Goal of the exercise >> Write out again only the lines running from the one that contains "What does this" to the end of the records below, including both the first and the last.

## START

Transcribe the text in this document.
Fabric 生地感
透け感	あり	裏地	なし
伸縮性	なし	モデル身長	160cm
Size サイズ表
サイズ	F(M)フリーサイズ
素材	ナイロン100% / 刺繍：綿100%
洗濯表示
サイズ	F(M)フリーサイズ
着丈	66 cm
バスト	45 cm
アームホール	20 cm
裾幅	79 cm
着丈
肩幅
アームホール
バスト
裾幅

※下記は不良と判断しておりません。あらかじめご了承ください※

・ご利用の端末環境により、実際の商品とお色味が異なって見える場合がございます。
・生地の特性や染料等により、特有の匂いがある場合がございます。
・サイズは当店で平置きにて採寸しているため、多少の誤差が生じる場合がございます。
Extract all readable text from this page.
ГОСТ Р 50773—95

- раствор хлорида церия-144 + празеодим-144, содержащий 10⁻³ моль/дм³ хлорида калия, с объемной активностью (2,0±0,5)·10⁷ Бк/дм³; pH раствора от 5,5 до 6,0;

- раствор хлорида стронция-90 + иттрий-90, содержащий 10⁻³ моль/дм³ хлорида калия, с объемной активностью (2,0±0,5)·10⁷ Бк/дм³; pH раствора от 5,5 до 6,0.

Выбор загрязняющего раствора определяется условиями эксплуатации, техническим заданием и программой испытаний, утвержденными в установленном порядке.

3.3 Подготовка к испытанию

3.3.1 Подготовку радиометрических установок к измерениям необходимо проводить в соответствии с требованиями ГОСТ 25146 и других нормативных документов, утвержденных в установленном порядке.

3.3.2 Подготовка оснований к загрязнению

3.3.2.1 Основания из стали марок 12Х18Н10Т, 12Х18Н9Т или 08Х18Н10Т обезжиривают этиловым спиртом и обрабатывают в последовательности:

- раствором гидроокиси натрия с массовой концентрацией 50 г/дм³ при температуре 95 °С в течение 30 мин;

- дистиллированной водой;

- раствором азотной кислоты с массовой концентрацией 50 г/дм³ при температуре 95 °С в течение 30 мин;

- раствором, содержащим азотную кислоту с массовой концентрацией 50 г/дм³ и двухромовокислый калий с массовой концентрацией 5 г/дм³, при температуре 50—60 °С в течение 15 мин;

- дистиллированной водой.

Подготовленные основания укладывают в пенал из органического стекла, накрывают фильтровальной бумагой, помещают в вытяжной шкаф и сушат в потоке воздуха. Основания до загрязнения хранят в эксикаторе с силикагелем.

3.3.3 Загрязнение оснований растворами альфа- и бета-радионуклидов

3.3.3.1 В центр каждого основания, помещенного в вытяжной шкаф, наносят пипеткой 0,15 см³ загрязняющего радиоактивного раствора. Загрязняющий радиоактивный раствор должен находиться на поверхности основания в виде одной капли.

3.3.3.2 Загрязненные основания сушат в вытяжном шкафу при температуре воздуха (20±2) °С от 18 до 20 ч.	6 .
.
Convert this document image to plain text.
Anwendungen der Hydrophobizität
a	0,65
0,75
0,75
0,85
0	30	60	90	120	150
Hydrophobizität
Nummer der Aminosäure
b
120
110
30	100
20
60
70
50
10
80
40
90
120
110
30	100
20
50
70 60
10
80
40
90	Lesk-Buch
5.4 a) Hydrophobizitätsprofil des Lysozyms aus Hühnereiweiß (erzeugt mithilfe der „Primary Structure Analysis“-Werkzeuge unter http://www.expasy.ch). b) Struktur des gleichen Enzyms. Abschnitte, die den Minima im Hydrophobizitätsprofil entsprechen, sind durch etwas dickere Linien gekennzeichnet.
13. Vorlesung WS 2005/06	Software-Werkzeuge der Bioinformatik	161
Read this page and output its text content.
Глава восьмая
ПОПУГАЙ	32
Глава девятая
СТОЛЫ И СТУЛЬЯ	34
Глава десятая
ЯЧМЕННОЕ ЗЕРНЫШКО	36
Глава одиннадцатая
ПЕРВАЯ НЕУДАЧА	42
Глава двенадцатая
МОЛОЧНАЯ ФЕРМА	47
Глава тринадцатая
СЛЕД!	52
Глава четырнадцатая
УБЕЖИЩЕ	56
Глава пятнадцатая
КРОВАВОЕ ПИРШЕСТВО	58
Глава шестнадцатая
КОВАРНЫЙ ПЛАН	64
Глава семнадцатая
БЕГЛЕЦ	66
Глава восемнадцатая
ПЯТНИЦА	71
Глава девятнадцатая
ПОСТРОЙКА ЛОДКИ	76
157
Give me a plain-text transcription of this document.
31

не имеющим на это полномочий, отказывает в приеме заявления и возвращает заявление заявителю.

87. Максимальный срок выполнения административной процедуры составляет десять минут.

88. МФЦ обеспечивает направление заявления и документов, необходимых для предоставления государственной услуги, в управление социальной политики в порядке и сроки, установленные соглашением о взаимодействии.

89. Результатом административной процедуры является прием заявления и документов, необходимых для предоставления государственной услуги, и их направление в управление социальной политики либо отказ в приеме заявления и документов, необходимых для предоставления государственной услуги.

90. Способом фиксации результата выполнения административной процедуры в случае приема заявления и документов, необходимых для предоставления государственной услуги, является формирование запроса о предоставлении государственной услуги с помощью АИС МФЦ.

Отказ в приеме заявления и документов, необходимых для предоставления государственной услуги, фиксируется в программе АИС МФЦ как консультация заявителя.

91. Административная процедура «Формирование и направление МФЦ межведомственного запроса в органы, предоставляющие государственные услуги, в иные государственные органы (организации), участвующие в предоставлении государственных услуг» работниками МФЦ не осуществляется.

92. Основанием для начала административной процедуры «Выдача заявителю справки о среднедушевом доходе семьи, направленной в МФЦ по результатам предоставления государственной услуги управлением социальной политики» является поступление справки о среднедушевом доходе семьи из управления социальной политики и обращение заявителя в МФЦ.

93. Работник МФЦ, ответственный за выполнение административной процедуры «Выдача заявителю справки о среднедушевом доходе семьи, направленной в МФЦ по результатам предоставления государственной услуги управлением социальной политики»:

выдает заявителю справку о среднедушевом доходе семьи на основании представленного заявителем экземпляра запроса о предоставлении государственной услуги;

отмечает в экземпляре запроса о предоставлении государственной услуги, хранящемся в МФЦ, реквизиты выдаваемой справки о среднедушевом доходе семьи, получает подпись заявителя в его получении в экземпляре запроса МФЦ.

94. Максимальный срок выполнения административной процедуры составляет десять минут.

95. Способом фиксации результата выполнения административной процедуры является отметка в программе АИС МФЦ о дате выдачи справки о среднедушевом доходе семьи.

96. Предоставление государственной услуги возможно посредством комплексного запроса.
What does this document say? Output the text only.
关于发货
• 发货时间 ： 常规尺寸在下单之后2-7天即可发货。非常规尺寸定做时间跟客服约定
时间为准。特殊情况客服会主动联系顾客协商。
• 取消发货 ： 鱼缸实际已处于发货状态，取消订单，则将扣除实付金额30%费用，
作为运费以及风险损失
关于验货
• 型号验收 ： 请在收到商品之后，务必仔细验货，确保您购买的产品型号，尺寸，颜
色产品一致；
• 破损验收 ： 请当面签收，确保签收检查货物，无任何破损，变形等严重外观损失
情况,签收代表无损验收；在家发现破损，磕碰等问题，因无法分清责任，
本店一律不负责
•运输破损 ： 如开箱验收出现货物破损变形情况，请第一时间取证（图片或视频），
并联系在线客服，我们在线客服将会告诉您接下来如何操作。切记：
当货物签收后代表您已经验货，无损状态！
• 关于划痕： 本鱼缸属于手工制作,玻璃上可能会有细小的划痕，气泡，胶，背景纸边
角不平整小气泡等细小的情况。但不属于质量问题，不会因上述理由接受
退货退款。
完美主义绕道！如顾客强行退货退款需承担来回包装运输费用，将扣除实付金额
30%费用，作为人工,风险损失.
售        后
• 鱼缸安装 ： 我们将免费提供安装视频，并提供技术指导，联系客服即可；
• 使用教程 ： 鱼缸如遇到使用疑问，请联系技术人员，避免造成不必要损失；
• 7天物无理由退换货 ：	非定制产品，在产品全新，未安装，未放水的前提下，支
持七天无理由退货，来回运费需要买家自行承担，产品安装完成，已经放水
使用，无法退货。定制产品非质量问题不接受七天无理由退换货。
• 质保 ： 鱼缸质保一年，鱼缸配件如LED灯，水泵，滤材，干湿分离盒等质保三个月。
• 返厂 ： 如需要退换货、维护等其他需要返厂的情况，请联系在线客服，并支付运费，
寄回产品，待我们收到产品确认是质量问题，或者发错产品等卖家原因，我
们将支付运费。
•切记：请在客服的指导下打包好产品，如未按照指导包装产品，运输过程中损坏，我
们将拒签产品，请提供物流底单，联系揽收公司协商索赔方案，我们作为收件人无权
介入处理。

## END

Task solution >>
What does this document say? Output the text only.
关于发货
• 发货时间 ： 常规尺寸在下单之后2-7天即可发货。非常规尺寸定做时间跟客服约定
时间为准。特殊情况客服会主动联系顾客协商。
• 取消发货 ： 鱼缸实际已处于发货状态，取消订单，则将扣除实付金额30%费用，
作为运费以及风险损失
关于验货
• 型号验收 ： 请在收到商品之后，务必仔细验货，确保您购买的产品型号，尺寸，颜
色产品一致；
• 破损验收 ： 请当面签收，确保签收检查货物，无任何破损，变形等严重外观损失
情况,签收代表无损验收；在家发现破损，磕碰等问题，因无法分清责任，
本店一律不负责
•运输破损 ： 如开箱验收出现货物破损变形情况，请第一时间取证（图片或视频），
并联系在线客服，我们在线客服将会告诉您接下来如何操作。切记：
当货物签收后代表您已经验货，无损状态！
• 关于划痕： 本鱼缸属于手工制作,玻璃上可能会有细小的划痕，气泡，胶，背景纸边
角不平整小气泡等细小的情况。但不属于质量问题，不会因上述理由接受
退货退款。
完美主义绕道！如顾客强行退货退款需承担来回包装运输费用，将扣除实付金额
30%费用，作为人工,风险损失.
售        后
• 鱼缸安装 ： 我们将免费提供安装视频，并提供技术指导，联系客服即可；
• 使用教程 ： 鱼缸如遇到使用疑问，请联系技术人员，避免造成不必要损失；
• 7天物无理由退换货 ：	非定制产品，在产品全新，未安装，未放水的前提下，支
持七天无理由退货，来回运费需要买家自行承担，产品安装完成，已经放水
使用，无法退货。定制产品非质量问题不接受七天无理由退换货。
• 质保 ： 鱼缸质保一年，鱼缸配件如LED灯，水泵，滤材，干湿分离盒等质保三个月。
• 返厂 ： 如需要退换货、维护等其他需要返厂的情况，请联系在线客服，并支付运费，
寄回产品，待我们收到产品确认是质量问题，或者发错产品等卖家原因，我
们将支付运费。
•切记：请在客服的指导下打包好产品，如未按照指导包装产品，运输过程中损坏，我
们将拒签产品，请提供物流底单，联系揽收公司协商索赔方案，我们作为收件人无权
介入处理。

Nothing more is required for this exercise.